- The tasks
**1.** Answer these questions using the passage below about the writer's search for a passion.
(a) Which life coach and speaker does the writer name?
(b) What did the writer's brothers draw on their half of the church program?
(c) What three things does the writer say the blog will act as?
**2.** Carry on the passage below about the writer's search for a passion, picking up right after its final sentence.

═══ Provided passage ═══

Thoughts like these aren't a once-in-a-while thing as they used to be in year's past, but are a ever present flow of thought, using our evolved frontal lobe to assess each avenue that my life could progress down, weighing the consequences of each. By doing so, I've begun to realize my current attitudes and actions are leading me to a life that wouldn't suit me well. The following are a few finding that I've discovered during these mental exercises:
1) I'm Not Normal
Many look for a good, stable job, working for a good company, and putting in their 9-5 each day and collecting a regular paycheck. My heart hurts just thinking about a future like this. It's not going to work for me. Life coach and speaker Tony Gaskins pointed out something profound that helped me realize that I wasn't going to be able to settle for a normal working life.
If you have 20 minutes to spare, this TED talk by Sir Ken Robinson had a great impact on me and provides a great transition from my first point to my second point.
I was like many who, if asked, whether they were creative or not, would have definitely scoffed at the idea. I have two brothers who are immensely talented artists, being able to take almost anything that the mind could conceive and sketch it out in just a few minutes. Sitting in church, their half of the church program would be covered with cartoon characters, fighter jets, tanks, you know, things we thought were awesome as a trio of young boys. My part would be covered with these bad boys:
With this in mind, I have set out on a personal quest to find my passion, feeling that investing my time and energy into this will be more beneficial than working for a life that I don't want. Because accountability is something that I struggle with, I'm writing and publishing this to keep me honest. My plan? Imagine myself the perfect future with as many details as possible and with that in mind change my actions and habits necessary to make that future a reality. This blog will act as my map, my measuring stick, and my motivation. I make it public for no other reason than this - I've figured enough out that this message is one that deserves more conversation. It's the whole "Don't use it, you lose it" principle, and I'm choosing not to allow myself to let my imagination suffer any longer.

═══ Provided data ═══

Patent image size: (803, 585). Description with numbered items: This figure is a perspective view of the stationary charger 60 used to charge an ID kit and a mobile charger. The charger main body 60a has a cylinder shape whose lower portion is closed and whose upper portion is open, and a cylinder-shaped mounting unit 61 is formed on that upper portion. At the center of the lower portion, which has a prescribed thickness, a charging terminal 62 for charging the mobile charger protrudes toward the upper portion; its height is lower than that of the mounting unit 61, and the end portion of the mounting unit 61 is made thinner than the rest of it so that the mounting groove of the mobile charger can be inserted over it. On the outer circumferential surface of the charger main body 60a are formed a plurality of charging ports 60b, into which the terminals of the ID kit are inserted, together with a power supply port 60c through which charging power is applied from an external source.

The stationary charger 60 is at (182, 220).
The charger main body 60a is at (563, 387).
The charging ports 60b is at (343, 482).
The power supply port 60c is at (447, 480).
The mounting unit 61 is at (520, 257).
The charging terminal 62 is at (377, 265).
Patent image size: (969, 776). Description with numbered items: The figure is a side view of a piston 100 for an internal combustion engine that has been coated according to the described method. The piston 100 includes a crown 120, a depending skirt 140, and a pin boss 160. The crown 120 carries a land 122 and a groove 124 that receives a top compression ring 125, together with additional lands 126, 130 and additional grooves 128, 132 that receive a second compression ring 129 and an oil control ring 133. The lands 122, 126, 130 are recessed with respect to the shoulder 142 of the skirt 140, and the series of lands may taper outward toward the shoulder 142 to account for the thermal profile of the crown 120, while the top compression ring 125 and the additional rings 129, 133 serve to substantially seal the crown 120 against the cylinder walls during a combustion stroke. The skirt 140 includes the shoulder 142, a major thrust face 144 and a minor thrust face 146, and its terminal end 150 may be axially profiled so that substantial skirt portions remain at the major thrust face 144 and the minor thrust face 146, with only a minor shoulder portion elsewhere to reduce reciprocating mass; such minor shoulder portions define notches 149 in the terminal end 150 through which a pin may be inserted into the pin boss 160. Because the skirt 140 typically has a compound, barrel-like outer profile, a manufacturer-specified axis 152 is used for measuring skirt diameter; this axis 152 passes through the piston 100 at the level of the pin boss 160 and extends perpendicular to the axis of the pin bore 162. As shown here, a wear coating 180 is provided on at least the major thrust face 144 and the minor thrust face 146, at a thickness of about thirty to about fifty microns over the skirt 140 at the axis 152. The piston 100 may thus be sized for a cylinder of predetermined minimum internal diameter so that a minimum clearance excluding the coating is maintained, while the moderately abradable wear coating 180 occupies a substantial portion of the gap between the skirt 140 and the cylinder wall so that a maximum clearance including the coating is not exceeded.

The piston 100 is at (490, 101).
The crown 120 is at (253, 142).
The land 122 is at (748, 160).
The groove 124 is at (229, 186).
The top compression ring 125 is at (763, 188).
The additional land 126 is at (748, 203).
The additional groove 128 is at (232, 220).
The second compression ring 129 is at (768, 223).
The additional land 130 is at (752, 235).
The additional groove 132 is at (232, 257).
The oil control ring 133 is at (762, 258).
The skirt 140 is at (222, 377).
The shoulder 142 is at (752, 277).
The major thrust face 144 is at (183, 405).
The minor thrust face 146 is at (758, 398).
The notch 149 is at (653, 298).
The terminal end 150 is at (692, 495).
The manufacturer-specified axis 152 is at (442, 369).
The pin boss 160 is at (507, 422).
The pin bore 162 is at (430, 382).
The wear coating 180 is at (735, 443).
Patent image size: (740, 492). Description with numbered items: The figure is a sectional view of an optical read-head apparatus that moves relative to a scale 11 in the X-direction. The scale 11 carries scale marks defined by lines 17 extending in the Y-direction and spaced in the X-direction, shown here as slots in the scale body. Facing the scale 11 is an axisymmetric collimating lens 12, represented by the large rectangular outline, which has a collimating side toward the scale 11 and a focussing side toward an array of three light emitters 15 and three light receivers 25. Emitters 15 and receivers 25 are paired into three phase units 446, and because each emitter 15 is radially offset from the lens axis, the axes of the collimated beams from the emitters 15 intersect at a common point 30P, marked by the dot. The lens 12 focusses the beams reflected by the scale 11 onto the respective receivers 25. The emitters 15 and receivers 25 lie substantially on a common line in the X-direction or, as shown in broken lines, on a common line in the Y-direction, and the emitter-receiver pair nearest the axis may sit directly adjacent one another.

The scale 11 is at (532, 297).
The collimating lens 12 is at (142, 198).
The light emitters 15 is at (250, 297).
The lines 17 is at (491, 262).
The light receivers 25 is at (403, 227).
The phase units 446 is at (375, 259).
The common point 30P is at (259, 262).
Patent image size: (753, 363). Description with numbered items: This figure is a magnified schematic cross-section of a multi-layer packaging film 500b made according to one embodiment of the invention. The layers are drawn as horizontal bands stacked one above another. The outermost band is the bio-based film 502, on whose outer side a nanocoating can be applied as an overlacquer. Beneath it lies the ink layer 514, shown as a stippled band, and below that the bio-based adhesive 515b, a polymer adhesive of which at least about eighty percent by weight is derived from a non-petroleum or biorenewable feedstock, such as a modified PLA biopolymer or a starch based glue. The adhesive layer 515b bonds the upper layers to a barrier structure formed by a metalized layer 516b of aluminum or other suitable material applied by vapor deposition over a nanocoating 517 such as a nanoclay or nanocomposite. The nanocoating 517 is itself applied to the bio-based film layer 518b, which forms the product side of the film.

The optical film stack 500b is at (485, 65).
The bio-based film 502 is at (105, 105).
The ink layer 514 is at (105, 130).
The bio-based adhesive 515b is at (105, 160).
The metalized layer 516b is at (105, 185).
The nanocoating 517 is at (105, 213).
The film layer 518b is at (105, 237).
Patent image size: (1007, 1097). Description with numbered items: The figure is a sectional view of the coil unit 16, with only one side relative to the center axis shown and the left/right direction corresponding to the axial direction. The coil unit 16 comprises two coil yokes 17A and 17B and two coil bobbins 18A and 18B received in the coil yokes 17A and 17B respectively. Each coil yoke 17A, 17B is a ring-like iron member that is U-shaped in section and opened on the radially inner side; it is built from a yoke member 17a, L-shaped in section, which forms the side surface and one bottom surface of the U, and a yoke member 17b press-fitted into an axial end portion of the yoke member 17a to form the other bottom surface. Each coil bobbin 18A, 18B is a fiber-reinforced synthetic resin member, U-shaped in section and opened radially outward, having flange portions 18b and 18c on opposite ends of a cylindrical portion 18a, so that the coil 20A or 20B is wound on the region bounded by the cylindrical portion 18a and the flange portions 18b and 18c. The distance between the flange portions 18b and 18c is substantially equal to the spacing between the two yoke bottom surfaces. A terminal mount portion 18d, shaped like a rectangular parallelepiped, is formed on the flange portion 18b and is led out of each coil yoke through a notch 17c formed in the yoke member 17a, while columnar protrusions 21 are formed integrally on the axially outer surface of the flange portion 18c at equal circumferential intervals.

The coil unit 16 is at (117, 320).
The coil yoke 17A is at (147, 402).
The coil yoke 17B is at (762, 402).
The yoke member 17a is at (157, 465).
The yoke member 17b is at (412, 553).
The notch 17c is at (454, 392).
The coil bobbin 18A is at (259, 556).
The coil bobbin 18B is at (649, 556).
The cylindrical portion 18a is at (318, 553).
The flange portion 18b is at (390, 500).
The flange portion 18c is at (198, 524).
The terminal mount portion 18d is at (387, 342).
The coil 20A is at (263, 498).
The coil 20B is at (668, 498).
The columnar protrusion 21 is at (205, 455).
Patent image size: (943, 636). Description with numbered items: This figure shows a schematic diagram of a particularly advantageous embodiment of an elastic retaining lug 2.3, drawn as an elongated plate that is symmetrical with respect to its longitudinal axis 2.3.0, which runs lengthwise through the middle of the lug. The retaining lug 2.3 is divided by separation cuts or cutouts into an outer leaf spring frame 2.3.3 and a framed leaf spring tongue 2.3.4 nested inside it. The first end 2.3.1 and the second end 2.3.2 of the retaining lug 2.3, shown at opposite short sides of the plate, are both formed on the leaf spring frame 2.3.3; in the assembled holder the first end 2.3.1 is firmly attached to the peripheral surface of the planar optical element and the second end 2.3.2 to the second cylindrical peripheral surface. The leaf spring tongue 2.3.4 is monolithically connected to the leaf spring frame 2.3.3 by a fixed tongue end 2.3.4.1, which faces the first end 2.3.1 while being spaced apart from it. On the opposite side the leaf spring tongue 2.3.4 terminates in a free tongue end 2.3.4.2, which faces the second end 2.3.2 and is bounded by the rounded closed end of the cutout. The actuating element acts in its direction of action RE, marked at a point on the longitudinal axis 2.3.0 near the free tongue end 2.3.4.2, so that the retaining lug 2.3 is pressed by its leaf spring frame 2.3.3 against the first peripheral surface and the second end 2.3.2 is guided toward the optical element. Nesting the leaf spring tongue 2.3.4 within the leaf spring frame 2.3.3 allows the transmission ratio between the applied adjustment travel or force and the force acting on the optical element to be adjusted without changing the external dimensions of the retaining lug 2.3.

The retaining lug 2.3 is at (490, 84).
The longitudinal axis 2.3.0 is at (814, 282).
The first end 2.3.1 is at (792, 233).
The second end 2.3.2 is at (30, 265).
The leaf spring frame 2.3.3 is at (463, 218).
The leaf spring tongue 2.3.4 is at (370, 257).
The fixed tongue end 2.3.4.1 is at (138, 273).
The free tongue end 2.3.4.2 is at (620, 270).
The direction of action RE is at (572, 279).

═══

- Results in order
**1.**
(a) Tony Gaskins.
(b) Cartoon characters, fighter jets, and tanks.
(c) A map, a measuring stick, and a motivation.

**2.**
Like our favorite Wilderness Explorer, Russell, says "The wilderness must be explored." That wilderness is different for each and every one of us. I worry so often that I need to find the thing that I'm going to do for the rest of my life, that I'd revert back to that "single answer" tendency, believing that I needed to find one thing. What I have learned recently that this is an unnecessary worry, that the more I focus on finding the answer the more I get frustrated and down about the path that I'm on. Instead, I'm changing my mindset to be more of an exploration, not a destination. If we are able to use our time to search for our passions, instead of being paralyzed as to what we are going to do in the future, I guarantee that we won't regret the experiences we gain or where the road takes us. Yes, it takes work to discover what the world has to offer, and the wilderness of our mind and passions, but is a very front heavy excursion, because when we find that passion, we everything changes. Life begins to fall into place.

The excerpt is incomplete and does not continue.